* Stored dataset items
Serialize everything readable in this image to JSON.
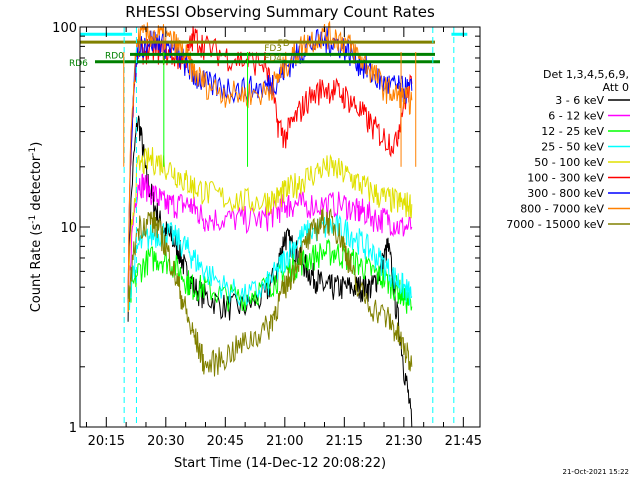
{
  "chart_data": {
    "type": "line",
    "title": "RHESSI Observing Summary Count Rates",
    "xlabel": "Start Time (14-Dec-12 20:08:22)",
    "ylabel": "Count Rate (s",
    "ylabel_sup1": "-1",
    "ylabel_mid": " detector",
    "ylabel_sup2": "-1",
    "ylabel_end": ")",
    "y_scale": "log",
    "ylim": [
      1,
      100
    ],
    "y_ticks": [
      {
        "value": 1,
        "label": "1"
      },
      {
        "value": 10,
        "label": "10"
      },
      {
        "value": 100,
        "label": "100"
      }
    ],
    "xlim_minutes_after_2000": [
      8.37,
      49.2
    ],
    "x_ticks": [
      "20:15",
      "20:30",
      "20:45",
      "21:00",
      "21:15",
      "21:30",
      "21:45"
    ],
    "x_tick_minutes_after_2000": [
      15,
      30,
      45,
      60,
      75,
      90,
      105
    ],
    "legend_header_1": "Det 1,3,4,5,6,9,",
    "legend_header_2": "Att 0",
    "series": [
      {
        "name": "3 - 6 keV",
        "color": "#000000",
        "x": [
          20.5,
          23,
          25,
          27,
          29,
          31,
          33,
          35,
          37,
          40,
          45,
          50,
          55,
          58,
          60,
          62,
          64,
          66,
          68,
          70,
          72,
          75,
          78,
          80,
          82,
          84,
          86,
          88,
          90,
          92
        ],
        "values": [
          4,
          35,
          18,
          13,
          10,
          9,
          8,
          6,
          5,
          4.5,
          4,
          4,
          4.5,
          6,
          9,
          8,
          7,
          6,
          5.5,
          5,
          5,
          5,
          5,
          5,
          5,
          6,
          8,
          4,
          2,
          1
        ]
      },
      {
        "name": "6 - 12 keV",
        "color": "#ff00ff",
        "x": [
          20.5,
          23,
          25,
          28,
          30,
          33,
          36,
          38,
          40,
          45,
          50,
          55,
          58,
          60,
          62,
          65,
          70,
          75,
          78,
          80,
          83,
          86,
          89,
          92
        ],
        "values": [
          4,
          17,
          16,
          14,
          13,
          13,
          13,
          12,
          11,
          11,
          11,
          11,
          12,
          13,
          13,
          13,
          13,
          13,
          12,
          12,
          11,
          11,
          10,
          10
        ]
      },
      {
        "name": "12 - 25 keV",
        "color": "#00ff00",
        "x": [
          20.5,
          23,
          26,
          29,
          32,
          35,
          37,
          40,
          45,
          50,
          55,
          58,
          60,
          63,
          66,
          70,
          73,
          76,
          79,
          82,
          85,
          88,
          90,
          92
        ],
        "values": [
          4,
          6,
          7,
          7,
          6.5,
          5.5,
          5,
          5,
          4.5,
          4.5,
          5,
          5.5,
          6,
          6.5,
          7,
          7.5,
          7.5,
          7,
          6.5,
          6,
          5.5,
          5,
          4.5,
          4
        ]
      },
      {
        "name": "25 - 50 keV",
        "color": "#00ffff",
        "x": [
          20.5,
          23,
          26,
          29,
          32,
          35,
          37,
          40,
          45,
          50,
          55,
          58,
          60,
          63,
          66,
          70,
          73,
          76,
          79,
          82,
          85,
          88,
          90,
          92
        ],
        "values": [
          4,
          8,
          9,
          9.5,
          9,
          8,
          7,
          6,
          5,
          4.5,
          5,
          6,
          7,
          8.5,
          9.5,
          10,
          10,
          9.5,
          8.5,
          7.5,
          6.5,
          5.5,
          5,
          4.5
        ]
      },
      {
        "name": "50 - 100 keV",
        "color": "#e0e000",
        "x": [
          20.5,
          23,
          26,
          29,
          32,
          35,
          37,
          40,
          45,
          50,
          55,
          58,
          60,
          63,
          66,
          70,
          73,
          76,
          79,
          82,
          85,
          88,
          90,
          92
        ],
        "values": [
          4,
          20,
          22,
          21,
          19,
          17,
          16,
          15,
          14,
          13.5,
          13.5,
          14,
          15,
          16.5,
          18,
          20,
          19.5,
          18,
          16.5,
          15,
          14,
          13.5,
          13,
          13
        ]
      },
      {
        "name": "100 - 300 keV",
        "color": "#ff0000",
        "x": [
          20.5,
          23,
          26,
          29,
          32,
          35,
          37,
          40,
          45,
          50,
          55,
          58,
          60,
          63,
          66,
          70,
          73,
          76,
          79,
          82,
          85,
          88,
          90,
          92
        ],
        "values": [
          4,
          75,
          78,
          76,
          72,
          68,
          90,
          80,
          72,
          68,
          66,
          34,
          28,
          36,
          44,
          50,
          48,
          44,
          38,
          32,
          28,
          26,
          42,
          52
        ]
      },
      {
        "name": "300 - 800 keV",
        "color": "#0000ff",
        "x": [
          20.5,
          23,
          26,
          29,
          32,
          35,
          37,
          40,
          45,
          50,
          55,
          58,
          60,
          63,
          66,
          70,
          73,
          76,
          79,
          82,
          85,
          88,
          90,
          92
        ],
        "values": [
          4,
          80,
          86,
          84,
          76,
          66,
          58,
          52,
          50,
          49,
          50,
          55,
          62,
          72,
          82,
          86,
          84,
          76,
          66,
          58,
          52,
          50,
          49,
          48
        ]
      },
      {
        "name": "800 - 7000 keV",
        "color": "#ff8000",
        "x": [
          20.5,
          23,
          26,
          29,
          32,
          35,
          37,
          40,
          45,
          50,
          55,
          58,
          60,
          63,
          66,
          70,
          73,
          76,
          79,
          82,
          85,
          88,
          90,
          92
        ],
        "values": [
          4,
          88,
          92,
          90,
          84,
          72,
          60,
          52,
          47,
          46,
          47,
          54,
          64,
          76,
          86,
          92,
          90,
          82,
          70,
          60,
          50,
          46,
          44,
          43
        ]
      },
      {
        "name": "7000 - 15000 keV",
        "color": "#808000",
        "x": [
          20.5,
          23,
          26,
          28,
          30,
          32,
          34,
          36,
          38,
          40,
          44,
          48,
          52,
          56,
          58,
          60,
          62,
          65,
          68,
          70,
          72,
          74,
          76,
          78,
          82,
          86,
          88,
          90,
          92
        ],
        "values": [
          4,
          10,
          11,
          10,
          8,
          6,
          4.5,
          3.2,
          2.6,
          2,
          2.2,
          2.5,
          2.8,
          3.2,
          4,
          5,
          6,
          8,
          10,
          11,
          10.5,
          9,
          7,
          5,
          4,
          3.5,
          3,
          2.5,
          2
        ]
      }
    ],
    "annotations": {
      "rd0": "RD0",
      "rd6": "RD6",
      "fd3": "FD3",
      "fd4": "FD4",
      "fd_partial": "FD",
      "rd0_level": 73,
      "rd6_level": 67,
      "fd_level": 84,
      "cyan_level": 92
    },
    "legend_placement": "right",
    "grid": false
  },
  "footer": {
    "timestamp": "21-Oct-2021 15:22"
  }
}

* * *

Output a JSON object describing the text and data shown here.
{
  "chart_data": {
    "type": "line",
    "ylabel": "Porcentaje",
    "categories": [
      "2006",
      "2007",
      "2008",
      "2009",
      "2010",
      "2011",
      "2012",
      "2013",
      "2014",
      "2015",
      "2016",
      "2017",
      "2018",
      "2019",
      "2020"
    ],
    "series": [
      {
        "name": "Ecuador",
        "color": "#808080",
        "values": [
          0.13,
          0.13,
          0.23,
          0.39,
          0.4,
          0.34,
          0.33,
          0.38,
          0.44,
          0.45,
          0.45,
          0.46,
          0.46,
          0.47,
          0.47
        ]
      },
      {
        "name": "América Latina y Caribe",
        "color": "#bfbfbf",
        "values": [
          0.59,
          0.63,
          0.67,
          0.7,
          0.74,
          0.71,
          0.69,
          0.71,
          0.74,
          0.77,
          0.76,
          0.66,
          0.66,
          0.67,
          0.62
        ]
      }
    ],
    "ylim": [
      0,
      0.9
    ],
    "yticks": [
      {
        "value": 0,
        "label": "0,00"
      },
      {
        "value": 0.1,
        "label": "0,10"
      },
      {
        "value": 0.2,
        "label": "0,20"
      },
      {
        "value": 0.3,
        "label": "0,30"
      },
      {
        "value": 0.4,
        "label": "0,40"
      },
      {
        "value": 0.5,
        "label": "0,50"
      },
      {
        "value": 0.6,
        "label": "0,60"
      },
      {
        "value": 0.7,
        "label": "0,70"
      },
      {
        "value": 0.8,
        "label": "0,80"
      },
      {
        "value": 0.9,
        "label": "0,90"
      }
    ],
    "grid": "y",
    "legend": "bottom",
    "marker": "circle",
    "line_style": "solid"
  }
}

* What this task involves
Single out each line of the records above with the string "name" in it, and copy it.

* Solution to the exercise
        "name": "3 - 6 keV",
        "name": "6 - 12 keV",
        "name": "12 - 25 keV",
        "name": "25 - 50 keV",
        "name": "50 - 100 keV",
        "name": "100 - 300 keV",
        "name": "300 - 800 keV",
        "name": "800 - 7000 keV",
        "name": "7000 - 15000 keV",
        "name": "Ecuador",
        "name": "América Latina y Caribe",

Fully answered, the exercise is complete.